DIRECTIONS FOR THIS TASK:
In the entries below, find the lines that contain the word "JSON" and copy them.

ENTRIES SHOWN:
* * * *

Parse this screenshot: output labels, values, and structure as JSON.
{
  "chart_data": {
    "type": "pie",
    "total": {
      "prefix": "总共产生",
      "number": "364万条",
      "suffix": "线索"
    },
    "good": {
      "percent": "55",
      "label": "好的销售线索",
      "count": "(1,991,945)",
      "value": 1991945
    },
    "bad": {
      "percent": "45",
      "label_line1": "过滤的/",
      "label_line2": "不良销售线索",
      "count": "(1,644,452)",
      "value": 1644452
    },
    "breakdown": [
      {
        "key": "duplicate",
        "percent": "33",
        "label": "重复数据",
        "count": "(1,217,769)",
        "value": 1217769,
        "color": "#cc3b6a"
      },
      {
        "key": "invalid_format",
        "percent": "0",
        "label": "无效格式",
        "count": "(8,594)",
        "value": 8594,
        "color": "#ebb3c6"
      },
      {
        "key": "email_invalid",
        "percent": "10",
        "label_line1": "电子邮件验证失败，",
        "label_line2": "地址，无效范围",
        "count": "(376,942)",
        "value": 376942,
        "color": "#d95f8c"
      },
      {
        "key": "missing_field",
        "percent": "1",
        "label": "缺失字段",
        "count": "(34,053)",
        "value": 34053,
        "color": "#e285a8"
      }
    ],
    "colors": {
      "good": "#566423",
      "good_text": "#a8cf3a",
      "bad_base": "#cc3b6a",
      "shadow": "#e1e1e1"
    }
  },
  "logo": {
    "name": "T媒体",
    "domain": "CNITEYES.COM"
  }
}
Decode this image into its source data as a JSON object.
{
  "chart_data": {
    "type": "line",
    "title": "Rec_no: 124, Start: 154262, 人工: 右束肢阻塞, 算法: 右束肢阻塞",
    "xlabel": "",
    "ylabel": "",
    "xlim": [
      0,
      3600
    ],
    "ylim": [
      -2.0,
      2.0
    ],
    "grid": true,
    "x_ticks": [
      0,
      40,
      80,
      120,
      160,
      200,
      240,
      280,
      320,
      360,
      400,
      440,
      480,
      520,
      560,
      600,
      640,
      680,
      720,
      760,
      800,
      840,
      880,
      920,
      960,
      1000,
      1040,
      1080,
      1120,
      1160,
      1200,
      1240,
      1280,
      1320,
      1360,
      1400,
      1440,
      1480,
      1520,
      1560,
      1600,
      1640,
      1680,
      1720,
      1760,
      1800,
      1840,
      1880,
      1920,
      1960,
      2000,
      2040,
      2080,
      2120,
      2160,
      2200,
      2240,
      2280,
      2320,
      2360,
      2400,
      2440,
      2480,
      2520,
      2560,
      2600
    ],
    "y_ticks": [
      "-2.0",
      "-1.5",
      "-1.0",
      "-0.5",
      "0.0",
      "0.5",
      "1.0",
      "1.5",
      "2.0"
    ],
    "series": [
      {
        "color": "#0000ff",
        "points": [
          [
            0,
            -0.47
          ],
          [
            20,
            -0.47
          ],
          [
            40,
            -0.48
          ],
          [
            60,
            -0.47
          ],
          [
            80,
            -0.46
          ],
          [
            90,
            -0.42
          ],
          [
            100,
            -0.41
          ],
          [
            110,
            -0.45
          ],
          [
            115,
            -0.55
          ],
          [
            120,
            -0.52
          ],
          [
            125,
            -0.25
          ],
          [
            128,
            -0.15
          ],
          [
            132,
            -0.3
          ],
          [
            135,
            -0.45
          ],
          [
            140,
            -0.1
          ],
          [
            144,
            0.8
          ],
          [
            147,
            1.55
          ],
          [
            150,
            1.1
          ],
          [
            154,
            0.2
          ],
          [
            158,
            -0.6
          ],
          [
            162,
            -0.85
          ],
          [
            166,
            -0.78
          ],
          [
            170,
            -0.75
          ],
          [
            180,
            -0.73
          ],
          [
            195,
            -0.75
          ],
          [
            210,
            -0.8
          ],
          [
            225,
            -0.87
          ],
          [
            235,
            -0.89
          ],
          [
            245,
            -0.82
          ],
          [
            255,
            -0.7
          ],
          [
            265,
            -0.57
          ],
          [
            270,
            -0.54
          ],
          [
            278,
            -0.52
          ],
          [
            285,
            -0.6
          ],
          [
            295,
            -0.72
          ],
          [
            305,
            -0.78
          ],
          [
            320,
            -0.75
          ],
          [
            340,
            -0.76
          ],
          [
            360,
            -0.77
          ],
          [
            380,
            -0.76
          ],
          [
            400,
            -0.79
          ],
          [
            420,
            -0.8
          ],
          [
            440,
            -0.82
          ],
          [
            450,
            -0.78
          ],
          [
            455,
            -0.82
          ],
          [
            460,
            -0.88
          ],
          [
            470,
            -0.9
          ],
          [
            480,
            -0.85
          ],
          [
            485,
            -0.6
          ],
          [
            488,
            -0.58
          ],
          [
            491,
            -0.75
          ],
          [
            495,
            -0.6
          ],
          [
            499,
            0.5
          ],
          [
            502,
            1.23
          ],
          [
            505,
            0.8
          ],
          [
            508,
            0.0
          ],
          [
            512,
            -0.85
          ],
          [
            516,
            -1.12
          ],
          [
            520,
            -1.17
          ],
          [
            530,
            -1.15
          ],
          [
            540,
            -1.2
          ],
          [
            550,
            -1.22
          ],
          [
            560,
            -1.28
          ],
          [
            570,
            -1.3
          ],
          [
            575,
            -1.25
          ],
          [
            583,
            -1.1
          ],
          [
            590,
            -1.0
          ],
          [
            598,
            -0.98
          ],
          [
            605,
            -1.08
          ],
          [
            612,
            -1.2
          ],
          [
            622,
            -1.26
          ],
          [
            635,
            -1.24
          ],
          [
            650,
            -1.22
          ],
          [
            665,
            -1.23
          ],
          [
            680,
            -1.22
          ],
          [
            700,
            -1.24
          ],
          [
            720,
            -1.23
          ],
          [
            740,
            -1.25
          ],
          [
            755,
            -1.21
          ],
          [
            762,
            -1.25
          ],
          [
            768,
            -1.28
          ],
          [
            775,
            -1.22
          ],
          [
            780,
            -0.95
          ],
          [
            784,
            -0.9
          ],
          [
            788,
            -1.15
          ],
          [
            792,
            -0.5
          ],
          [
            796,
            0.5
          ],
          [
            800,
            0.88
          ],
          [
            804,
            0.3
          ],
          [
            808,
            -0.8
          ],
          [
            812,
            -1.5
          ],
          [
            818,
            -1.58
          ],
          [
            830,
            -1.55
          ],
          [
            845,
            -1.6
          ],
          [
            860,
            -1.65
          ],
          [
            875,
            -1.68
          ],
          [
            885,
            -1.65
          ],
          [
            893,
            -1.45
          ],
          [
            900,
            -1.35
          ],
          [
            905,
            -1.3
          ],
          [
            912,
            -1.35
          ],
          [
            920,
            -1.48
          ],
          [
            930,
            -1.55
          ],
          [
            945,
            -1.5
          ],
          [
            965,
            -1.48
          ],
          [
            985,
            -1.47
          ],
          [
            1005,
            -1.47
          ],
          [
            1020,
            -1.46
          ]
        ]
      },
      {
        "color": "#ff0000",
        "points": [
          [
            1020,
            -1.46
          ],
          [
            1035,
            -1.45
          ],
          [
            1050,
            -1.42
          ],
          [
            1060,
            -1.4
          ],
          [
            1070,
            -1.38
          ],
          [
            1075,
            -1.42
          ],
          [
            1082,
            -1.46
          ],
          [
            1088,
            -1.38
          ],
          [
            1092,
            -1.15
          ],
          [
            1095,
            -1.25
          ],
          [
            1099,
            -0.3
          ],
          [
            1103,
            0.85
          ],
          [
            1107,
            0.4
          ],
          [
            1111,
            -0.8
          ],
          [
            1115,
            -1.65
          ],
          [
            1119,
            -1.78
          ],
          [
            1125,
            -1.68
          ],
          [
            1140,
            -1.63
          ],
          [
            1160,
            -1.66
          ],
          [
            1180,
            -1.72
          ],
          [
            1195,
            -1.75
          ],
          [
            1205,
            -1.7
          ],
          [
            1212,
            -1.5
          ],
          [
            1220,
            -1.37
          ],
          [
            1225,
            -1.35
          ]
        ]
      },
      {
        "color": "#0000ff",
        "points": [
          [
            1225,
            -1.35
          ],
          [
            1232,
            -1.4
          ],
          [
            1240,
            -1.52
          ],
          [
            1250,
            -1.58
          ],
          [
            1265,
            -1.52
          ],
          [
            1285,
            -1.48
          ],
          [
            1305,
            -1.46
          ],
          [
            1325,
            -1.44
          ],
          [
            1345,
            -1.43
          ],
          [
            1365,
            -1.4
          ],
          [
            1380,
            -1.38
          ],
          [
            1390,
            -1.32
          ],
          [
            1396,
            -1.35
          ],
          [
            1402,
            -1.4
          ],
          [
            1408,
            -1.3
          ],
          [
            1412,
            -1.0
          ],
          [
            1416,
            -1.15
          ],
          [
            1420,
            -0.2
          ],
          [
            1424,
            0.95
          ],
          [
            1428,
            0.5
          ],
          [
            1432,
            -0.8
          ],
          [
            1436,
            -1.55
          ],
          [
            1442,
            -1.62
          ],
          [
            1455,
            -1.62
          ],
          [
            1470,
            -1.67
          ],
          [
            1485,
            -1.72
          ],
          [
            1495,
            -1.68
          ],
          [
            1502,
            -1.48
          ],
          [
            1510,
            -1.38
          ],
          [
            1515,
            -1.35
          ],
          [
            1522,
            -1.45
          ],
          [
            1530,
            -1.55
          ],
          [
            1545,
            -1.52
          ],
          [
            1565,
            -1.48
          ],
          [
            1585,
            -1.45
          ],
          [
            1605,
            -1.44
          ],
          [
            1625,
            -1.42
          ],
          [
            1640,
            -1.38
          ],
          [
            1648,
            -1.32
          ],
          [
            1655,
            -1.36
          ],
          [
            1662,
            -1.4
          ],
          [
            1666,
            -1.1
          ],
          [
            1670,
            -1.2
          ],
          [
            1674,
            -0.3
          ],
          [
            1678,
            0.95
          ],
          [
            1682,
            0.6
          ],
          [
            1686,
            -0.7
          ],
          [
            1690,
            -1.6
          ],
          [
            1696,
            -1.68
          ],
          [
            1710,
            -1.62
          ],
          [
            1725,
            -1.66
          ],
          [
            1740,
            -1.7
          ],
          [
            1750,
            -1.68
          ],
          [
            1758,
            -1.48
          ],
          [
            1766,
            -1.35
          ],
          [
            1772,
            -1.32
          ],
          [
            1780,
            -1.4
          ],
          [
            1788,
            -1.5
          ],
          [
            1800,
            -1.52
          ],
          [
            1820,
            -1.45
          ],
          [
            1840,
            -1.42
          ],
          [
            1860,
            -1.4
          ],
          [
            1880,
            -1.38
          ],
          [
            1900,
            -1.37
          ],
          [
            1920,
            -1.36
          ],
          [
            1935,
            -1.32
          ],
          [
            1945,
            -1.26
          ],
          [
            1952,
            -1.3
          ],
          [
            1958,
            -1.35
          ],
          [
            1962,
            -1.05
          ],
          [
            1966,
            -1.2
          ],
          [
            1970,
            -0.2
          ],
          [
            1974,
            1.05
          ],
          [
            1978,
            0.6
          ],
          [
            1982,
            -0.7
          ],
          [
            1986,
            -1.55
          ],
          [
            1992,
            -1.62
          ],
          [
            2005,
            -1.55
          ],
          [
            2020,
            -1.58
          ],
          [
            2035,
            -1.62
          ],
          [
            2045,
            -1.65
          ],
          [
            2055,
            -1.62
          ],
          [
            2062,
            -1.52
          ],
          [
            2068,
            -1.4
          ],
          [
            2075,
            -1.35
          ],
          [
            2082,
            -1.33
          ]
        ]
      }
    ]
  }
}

* * * *

SOLUTION TO THIS PROBLEM:
Parse this screenshot: output labels, values, and structure as JSON.
Decode this image into its source data as a JSON object.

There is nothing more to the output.